**To be done**
Look through the data for the string "planeta". Copy every line where it is found.

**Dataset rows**
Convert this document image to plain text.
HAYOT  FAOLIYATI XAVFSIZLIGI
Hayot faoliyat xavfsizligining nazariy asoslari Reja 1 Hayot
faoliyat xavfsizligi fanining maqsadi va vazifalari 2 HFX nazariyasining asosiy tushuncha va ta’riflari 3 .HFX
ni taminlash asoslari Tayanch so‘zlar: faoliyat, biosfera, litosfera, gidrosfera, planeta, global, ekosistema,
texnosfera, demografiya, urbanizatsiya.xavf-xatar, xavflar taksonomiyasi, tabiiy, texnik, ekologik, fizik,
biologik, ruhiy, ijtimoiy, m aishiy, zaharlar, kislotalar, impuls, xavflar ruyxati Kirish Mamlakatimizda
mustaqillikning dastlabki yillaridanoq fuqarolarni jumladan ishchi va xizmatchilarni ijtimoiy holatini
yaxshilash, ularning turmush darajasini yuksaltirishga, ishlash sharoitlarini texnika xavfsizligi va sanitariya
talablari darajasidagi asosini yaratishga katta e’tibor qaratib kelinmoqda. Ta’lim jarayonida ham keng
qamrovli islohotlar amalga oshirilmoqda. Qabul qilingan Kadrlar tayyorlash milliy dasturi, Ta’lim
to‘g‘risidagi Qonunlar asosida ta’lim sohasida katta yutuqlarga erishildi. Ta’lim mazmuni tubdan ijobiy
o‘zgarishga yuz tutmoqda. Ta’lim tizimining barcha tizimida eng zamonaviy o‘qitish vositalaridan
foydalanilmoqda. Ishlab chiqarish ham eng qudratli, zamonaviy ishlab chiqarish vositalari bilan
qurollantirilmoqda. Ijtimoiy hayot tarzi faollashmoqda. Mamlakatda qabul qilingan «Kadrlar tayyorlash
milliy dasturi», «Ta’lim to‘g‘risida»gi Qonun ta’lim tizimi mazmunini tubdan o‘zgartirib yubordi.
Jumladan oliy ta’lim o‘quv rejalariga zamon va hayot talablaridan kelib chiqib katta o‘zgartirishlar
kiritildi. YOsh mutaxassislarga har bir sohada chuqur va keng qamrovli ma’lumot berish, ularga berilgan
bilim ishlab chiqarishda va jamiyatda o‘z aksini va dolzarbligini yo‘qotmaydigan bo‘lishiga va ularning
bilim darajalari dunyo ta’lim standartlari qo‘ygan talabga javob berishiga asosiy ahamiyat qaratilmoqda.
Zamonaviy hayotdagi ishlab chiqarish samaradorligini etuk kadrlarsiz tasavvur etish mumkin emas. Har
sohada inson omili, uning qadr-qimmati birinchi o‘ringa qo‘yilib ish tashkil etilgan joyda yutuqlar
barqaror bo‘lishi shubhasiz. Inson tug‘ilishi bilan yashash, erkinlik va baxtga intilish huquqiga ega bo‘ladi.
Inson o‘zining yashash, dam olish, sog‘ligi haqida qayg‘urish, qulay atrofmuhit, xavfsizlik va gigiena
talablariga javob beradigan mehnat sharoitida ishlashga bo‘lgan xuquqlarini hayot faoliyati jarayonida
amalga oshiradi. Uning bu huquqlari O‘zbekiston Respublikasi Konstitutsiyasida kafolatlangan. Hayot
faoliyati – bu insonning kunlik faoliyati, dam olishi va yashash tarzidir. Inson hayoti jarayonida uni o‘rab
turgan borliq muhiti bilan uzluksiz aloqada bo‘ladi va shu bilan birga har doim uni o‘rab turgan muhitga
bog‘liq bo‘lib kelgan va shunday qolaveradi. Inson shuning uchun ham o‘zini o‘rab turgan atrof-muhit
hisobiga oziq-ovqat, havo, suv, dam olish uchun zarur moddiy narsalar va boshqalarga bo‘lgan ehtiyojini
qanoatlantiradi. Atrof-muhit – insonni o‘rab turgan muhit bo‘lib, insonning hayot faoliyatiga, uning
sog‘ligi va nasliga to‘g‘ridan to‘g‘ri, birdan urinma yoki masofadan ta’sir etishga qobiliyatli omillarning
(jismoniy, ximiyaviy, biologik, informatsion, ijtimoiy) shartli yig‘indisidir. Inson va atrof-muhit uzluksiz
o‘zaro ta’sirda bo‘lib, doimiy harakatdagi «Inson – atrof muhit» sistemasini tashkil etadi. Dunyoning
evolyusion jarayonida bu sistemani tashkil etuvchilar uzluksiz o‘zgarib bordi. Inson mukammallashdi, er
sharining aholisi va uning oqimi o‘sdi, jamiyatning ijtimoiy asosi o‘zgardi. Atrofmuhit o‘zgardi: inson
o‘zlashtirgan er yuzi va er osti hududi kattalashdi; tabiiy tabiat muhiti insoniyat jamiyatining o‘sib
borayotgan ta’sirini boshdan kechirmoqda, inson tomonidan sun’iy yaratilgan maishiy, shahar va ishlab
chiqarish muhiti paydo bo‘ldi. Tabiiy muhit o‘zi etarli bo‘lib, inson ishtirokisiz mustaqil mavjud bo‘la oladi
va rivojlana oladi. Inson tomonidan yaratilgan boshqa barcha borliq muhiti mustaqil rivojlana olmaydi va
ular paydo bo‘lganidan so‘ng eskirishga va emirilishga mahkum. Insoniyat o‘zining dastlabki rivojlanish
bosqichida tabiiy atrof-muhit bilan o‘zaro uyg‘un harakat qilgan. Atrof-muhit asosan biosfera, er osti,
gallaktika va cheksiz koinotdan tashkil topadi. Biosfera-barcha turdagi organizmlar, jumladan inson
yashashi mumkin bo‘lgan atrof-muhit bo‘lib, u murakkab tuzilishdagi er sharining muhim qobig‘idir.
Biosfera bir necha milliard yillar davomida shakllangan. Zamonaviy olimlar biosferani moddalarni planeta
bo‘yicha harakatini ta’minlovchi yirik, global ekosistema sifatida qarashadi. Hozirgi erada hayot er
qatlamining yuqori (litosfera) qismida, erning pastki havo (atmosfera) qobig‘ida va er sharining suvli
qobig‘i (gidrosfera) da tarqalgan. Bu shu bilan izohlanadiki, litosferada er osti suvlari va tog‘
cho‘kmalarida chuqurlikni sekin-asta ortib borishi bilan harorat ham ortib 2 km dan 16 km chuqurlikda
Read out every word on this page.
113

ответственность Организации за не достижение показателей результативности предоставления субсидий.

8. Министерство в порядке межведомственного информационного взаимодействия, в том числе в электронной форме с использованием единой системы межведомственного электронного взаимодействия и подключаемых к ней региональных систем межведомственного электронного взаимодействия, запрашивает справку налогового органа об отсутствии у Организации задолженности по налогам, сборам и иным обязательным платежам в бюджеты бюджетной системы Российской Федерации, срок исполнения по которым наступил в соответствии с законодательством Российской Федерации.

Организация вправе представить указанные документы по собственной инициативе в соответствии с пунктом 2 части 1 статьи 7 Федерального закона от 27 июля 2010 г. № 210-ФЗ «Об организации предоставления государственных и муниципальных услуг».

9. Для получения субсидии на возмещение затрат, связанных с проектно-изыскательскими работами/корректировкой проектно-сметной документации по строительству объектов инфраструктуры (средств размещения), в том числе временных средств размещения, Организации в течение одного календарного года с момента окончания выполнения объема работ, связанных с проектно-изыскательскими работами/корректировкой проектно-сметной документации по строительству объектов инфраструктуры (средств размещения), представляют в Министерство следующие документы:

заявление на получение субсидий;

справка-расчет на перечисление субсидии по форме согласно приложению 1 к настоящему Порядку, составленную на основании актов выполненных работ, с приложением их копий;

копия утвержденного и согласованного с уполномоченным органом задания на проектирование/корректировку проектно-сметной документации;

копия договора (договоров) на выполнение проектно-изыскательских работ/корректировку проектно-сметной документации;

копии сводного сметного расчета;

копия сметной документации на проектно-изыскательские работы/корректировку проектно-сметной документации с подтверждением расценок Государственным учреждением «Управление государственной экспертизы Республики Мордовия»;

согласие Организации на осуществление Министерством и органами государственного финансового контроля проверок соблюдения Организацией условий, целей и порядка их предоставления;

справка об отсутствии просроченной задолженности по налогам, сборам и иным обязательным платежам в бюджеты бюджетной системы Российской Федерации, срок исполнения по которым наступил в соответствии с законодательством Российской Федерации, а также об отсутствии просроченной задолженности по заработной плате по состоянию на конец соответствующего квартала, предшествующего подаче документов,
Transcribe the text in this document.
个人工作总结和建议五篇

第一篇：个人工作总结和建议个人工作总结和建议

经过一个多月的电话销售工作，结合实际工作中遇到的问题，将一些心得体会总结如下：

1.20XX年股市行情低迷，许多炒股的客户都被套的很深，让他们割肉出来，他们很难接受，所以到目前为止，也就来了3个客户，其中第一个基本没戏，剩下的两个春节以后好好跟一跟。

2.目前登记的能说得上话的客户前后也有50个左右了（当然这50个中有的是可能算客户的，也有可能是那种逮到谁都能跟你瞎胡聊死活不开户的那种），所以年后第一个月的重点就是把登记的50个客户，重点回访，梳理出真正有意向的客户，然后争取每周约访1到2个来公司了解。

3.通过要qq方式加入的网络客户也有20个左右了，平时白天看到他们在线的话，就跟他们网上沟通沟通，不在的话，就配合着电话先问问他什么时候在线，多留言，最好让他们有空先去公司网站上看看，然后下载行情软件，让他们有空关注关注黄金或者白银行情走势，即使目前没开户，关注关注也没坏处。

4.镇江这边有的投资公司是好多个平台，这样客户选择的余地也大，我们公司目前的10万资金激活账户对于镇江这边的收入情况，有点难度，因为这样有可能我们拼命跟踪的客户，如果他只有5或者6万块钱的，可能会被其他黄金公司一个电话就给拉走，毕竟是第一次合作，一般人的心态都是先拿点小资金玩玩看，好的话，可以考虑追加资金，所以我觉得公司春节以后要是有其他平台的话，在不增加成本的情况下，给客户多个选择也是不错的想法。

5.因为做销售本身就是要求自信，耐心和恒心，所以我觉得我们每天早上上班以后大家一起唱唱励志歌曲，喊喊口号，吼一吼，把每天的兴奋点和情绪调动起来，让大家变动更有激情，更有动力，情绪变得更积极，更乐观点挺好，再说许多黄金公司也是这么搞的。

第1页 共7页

**Result for this task**
ni taminlash asoslari Tayanch so‘zlar: faoliyat, biosfera, litosfera, gidrosfera, planeta, global, ekosistema,
Biosfera bir necha milliard yillar davomida shakllangan. Zamonaviy olimlar biosferani moddalarni planeta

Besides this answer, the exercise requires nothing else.